-- SHORT TASK --
Please find all lines in the data that hold the string "Examples" and copy them.

-- RECORDS SUPPLIED --
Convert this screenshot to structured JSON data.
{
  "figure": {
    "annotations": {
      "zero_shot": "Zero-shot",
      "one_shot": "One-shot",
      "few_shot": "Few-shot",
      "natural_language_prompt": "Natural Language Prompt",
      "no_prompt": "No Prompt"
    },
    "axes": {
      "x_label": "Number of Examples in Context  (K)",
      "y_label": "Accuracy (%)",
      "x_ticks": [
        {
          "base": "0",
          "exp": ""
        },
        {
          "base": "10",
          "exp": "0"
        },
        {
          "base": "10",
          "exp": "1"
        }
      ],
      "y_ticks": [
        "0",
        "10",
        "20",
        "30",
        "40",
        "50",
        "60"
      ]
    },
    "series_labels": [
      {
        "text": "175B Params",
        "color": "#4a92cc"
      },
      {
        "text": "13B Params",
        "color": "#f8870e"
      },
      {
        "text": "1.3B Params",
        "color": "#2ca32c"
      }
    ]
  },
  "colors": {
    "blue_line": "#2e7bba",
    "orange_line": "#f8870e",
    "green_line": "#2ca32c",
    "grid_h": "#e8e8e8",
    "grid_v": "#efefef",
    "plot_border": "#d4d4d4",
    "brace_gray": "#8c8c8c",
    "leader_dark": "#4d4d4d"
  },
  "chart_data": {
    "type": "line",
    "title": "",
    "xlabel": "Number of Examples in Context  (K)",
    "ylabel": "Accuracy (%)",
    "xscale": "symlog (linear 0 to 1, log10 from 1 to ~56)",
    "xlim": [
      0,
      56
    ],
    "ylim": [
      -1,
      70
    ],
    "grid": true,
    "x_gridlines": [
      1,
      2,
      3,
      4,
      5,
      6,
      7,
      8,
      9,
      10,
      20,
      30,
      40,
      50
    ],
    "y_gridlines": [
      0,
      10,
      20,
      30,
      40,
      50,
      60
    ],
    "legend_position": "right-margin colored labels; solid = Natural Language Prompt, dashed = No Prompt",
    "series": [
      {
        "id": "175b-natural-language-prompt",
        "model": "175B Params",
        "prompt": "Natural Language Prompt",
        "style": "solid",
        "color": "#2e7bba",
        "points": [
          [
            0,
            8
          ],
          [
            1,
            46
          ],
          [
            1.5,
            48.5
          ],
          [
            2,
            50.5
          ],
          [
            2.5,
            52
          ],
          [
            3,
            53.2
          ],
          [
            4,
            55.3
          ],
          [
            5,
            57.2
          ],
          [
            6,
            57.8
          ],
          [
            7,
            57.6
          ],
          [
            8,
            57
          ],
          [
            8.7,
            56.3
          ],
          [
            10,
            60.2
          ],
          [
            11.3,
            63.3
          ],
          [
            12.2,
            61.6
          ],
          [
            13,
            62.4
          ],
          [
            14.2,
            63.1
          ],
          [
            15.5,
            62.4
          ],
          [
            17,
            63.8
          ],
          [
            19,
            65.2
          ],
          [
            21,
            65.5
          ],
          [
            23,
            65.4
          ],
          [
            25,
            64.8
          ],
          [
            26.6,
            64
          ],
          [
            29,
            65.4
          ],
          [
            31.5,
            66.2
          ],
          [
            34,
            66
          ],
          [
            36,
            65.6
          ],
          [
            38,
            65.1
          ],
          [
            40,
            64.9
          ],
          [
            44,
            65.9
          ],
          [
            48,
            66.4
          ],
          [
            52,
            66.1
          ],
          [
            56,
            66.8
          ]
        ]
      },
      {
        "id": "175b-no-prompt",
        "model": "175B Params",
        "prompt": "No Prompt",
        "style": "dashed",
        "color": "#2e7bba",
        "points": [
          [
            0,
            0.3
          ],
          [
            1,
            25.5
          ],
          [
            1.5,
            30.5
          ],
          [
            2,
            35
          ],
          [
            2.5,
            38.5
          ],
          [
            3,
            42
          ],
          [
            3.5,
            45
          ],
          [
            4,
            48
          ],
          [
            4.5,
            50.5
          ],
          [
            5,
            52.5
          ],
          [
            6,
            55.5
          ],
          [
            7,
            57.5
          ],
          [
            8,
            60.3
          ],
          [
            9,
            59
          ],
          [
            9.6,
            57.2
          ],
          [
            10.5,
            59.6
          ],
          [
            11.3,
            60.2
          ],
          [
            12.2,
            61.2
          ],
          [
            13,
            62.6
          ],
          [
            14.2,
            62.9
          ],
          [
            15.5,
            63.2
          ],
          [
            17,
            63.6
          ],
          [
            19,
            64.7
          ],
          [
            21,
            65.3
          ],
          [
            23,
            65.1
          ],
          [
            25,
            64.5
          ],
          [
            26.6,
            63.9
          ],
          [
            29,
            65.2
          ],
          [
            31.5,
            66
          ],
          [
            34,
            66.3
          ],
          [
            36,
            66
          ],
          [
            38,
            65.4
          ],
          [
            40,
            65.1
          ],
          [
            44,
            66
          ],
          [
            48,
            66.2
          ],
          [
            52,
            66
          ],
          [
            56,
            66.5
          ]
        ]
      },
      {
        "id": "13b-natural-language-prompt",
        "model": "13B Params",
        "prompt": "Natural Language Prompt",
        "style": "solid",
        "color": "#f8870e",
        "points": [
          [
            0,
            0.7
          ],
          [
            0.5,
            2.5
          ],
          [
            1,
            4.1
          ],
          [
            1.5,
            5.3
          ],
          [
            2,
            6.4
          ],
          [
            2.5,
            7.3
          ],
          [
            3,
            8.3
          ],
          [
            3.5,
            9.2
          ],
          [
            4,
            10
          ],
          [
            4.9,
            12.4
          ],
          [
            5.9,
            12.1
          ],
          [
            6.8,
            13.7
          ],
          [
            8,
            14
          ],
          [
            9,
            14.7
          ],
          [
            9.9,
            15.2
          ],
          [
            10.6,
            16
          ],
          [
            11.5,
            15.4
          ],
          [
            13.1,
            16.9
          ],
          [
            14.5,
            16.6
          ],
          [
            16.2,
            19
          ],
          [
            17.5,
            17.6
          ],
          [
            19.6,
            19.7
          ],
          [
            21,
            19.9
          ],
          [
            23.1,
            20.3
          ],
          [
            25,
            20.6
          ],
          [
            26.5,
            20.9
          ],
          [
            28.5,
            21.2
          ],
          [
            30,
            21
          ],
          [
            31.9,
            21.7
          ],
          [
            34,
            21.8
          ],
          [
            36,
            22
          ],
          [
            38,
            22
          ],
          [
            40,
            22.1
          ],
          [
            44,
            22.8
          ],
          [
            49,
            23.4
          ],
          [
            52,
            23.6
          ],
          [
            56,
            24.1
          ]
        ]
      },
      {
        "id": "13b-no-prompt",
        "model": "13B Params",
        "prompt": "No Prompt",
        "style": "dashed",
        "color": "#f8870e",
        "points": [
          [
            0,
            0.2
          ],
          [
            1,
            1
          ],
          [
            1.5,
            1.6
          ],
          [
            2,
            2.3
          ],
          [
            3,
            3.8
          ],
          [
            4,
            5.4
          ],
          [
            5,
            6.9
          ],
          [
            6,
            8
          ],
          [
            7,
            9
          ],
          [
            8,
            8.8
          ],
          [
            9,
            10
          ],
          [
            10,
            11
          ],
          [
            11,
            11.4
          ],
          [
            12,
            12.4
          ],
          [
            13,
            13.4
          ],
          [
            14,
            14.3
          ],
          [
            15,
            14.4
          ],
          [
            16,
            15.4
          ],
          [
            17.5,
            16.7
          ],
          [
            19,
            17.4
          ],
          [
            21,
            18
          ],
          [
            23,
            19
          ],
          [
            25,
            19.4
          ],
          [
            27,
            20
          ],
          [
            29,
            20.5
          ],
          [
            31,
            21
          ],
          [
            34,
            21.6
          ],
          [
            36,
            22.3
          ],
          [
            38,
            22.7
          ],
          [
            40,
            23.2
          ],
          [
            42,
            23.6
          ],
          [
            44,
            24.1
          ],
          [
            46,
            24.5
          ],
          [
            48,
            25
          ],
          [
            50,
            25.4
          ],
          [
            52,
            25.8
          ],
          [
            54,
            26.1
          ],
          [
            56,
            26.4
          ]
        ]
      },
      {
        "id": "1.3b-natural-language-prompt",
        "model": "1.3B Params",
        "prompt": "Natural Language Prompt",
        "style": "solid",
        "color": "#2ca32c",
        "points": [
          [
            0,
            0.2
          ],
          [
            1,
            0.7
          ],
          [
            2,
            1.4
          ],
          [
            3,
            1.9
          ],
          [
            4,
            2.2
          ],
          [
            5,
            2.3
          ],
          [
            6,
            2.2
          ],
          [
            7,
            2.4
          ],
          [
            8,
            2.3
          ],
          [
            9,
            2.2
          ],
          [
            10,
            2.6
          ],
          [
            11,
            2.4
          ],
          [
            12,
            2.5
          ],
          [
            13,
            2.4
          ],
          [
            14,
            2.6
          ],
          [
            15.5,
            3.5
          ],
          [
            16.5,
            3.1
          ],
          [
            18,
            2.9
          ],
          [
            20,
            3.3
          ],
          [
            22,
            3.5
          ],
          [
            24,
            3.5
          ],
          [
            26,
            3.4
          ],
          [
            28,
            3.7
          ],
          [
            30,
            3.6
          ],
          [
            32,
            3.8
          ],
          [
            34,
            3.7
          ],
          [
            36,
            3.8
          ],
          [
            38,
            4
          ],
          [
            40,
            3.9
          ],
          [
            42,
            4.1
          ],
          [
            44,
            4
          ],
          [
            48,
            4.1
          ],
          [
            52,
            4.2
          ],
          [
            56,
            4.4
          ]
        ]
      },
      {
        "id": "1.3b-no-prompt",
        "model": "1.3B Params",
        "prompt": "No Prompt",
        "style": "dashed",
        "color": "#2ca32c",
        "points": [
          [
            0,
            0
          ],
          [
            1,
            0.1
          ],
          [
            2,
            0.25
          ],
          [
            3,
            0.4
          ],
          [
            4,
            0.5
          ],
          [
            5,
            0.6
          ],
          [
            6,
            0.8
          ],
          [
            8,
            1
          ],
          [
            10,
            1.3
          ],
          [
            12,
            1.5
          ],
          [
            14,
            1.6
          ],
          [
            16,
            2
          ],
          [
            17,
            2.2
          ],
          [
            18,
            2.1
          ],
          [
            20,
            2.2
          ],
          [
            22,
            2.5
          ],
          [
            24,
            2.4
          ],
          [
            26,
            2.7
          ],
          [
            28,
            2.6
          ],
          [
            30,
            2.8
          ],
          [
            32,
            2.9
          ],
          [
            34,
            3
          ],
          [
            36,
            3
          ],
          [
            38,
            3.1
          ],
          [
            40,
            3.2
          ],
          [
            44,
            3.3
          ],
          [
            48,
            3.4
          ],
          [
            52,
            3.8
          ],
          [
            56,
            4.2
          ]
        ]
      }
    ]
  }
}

-- ANSWER TO THE EXERCISE --
      "x_label": "Number of Examples in Context  (K)",
    "xlabel": "Number of Examples in Context  (K)",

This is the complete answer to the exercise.